**STATED EXERCISE:**
Can you return the lines of the data starting at the line containing "table-row — [109, 821, 596, 852]" and ending at the line containing "y-coordinate-cell: 4149864.80 —", both included, as a JSON list of strings with one string per line and blank lines left out?

**DATA:**
-- BEGIN --

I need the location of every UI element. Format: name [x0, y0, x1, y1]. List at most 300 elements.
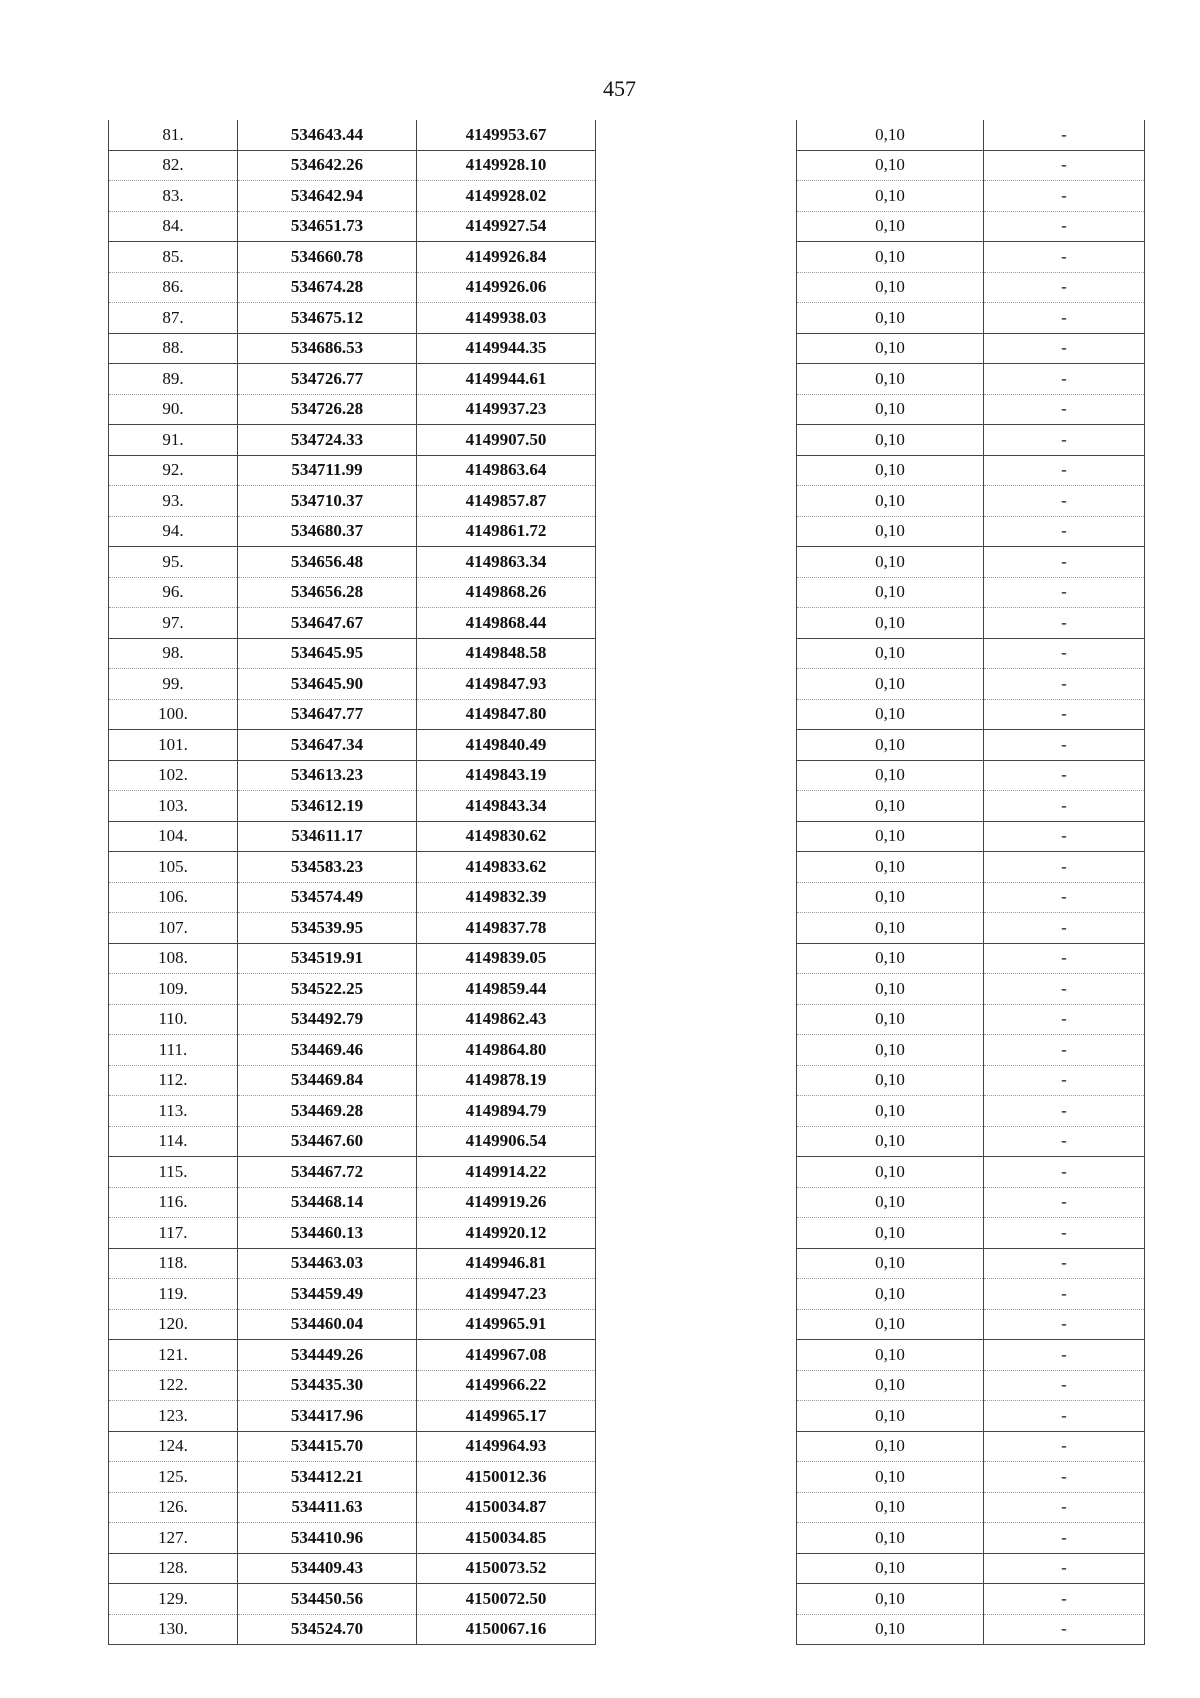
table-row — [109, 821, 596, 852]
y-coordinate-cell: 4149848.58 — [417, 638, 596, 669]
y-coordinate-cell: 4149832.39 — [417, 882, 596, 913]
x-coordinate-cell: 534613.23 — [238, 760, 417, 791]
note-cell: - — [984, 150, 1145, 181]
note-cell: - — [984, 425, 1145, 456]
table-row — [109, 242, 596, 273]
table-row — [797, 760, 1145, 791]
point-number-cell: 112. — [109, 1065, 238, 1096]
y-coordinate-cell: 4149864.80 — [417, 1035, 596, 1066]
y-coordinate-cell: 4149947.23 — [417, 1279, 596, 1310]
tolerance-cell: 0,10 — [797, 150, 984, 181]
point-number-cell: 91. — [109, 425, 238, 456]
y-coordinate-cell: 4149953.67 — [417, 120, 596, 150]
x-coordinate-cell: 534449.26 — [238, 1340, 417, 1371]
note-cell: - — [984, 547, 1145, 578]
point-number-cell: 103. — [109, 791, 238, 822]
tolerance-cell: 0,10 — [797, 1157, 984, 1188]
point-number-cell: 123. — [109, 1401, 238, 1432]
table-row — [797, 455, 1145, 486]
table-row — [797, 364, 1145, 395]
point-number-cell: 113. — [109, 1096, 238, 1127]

-- END --

**EXERCISE ANSWER:**
[
  "table-row — [109, 821, 596, 852]",
  "y-coordinate-cell: 4149848.58 — [417, 638, 596, 669]",
  "y-coordinate-cell: 4149832.39 — [417, 882, 596, 913]",
  "x-coordinate-cell: 534613.23 — [238, 760, 417, 791]",
  "note-cell: - — [984, 150, 1145, 181]",
  "note-cell: - — [984, 425, 1145, 456]",
  "table-row — [109, 242, 596, 273]",
  "table-row — [797, 760, 1145, 791]",
  "point-number-cell: 112. — [109, 1065, 238, 1096]",
  "y-coordinate-cell: 4149864.80 — [417, 1035, 596, 1066]"
]